Task objective ->
Locate the lines where "kwdhd" occurs and copy them as they stand.

Provided records ->

Begin

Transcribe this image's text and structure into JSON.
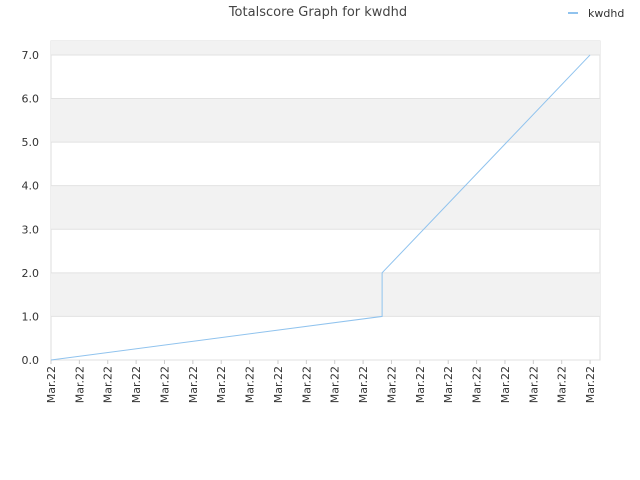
{
  "chart_data": {
    "type": "line",
    "title": "Totalscore Graph for kwdhd",
    "x": [
      0,
      11.67,
      11.67,
      19
    ],
    "series": [
      {
        "name": "kwdhd",
        "color": "#90c3ee",
        "values": [
          0,
          1,
          2,
          7
        ]
      }
    ],
    "xlim": [
      0,
      19.35
    ],
    "xticks": [
      {
        "value": 0,
        "label": "Mar.22"
      },
      {
        "value": 1,
        "label": "Mar.22"
      },
      {
        "value": 2,
        "label": "Mar.22"
      },
      {
        "value": 3,
        "label": "Mar.22"
      },
      {
        "value": 4,
        "label": "Mar.22"
      },
      {
        "value": 5,
        "label": "Mar.22"
      },
      {
        "value": 6,
        "label": "Mar.22"
      },
      {
        "value": 7,
        "label": "Mar.22"
      },
      {
        "value": 8,
        "label": "Mar.22"
      },
      {
        "value": 9,
        "label": "Mar.22"
      },
      {
        "value": 10,
        "label": "Mar.22"
      },
      {
        "value": 11,
        "label": "Mar.22"
      },
      {
        "value": 12,
        "label": "Mar.22"
      },
      {
        "value": 13,
        "label": "Mar.22"
      },
      {
        "value": 14,
        "label": "Mar.22"
      },
      {
        "value": 15,
        "label": "Mar.22"
      },
      {
        "value": 16,
        "label": "Mar.22"
      },
      {
        "value": 17,
        "label": "Mar.22"
      },
      {
        "value": 18,
        "label": "Mar.22"
      },
      {
        "value": 19,
        "label": "Mar.22"
      }
    ],
    "ylim": [
      0,
      7.32
    ],
    "yticks": [
      {
        "value": 0,
        "label": "0.0"
      },
      {
        "value": 1,
        "label": "1.0"
      },
      {
        "value": 2,
        "label": "2.0"
      },
      {
        "value": 3,
        "label": "3.0"
      },
      {
        "value": 4,
        "label": "4.0"
      },
      {
        "value": 5,
        "label": "5.0"
      },
      {
        "value": 6,
        "label": "6.0"
      },
      {
        "value": 7,
        "label": "7.0"
      }
    ],
    "grid": true,
    "legend": "top-right"
  }
}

End

Worked answer ->
    "title": "Totalscore Graph for kwdhd",
        "name": "kwdhd",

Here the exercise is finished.